» WHAT YOU SHOULD DO
Carry none of the pictures over; set down the material below exactly.

-- BEGIN SUPPLIED MATERIAL --

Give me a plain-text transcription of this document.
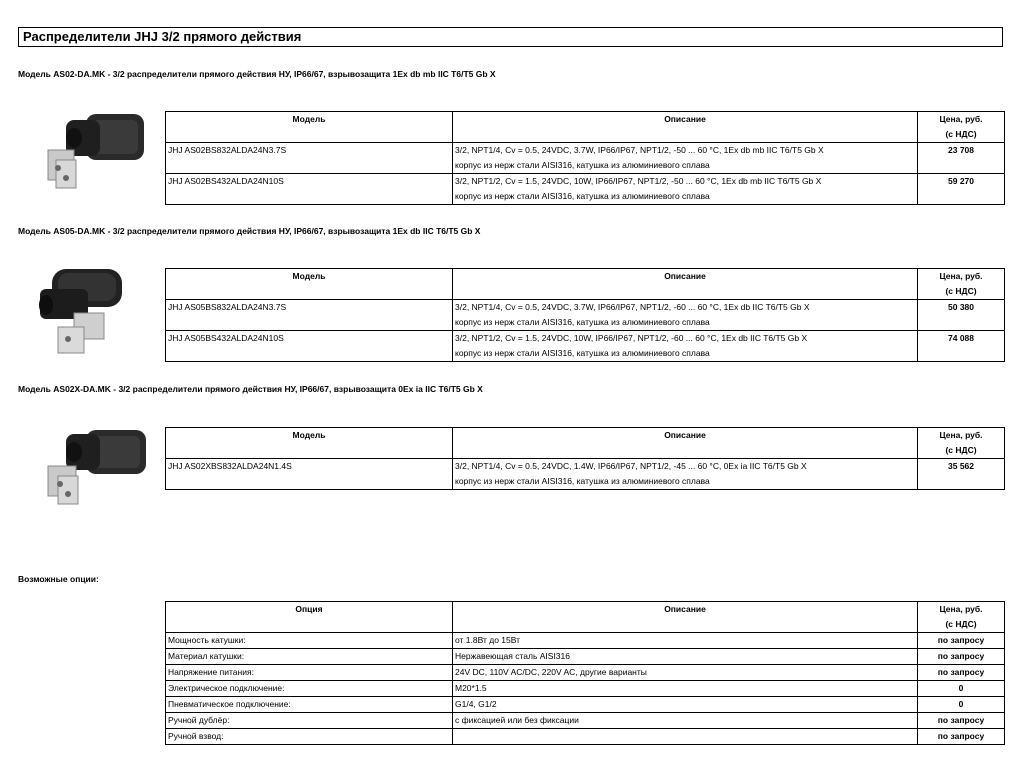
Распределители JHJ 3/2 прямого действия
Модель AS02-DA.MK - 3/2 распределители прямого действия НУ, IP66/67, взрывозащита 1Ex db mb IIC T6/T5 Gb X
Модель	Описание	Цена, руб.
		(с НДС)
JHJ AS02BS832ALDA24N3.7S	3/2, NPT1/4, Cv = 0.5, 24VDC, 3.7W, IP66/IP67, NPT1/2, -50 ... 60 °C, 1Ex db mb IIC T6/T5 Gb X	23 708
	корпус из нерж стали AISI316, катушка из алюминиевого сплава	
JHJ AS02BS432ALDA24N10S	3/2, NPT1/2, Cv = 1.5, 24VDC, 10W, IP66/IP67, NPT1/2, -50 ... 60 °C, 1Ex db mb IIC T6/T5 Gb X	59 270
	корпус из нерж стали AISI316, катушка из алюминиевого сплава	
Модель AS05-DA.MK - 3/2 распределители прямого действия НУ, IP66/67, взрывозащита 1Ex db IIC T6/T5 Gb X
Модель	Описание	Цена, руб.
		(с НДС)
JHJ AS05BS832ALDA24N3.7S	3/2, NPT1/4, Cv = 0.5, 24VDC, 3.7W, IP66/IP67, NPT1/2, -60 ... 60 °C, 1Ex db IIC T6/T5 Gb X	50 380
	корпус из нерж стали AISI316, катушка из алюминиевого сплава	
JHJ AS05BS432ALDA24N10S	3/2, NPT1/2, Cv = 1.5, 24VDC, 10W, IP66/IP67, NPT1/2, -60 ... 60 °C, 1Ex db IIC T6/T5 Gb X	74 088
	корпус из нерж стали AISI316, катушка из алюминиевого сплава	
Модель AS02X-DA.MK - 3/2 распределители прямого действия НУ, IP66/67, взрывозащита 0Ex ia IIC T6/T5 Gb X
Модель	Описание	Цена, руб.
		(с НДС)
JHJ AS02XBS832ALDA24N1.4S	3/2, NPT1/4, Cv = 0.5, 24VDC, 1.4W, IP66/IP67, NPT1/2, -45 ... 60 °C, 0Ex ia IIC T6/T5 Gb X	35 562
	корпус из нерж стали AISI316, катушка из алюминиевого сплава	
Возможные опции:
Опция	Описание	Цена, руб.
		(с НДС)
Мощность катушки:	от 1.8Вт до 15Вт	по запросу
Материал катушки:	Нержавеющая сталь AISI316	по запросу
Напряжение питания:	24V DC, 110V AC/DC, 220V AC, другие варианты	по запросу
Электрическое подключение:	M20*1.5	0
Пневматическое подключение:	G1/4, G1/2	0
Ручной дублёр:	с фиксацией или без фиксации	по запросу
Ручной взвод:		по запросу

-- END SUPPLIED MATERIAL --

» ANSWER FOR THE TASK
Give me a plain-text transcription of this document.
Распределители JHJ 3/2 прямого действия
Модель AS02-DA.MK - 3/2 распределители прямого действия НУ, IP66/67, взрывозащита 1Ex db mb IIC T6/T5 Gb X
Модель	Описание	Цена, руб.
		(с НДС)
JHJ AS02BS832ALDA24N3.7S	3/2, NPT1/4, Cv = 0.5, 24VDC, 3.7W, IP66/IP67, NPT1/2, -50 ... 60 °C, 1Ex db mb IIC T6/T5 Gb X	23 708
	корпус из нерж стали AISI316, катушка из алюминиевого сплава	
JHJ AS02BS432ALDA24N10S	3/2, NPT1/2, Cv = 1.5, 24VDC, 10W, IP66/IP67, NPT1/2, -50 ... 60 °C, 1Ex db mb IIC T6/T5 Gb X	59 270
	корпус из нерж стали AISI316, катушка из алюминиевого сплава	
Модель AS05-DA.MK - 3/2 распределители прямого действия НУ, IP66/67, взрывозащита 1Ex db IIC T6/T5 Gb X
Модель	Описание	Цена, руб.
		(с НДС)
JHJ AS05BS832ALDA24N3.7S	3/2, NPT1/4, Cv = 0.5, 24VDC, 3.7W, IP66/IP67, NPT1/2, -60 ... 60 °C, 1Ex db IIC T6/T5 Gb X	50 380
	корпус из нерж стали AISI316, катушка из алюминиевого сплава	
JHJ AS05BS432ALDA24N10S	3/2, NPT1/2, Cv = 1.5, 24VDC, 10W, IP66/IP67, NPT1/2, -60 ... 60 °C, 1Ex db IIC T6/T5 Gb X	74 088
	корпус из нерж стали AISI316, катушка из алюминиевого сплава	
Модель AS02X-DA.MK - 3/2 распределители прямого действия НУ, IP66/67, взрывозащита 0Ex ia IIC T6/T5 Gb X
Модель	Описание	Цена, руб.
		(с НДС)
JHJ AS02XBS832ALDA24N1.4S	3/2, NPT1/4, Cv = 0.5, 24VDC, 1.4W, IP66/IP67, NPT1/2, -45 ... 60 °C, 0Ex ia IIC T6/T5 Gb X	35 562
	корпус из нерж стали AISI316, катушка из алюминиевого сплава	
Возможные опции:
Опция	Описание	Цена, руб.
		(с НДС)
Мощность катушки:	от 1.8Вт до 15Вт	по запросу
Материал катушки:	Нержавеющая сталь AISI316	по запросу
Напряжение питания:	24V DC, 110V AC/DC, 220V AC, другие варианты	по запросу
Электрическое подключение:	M20*1.5	0
Пневматическое подключение:	G1/4, G1/2	0
Ручной дублёр:	с фиксацией или без фиксации	по запросу
Ручной взвод:		по запросу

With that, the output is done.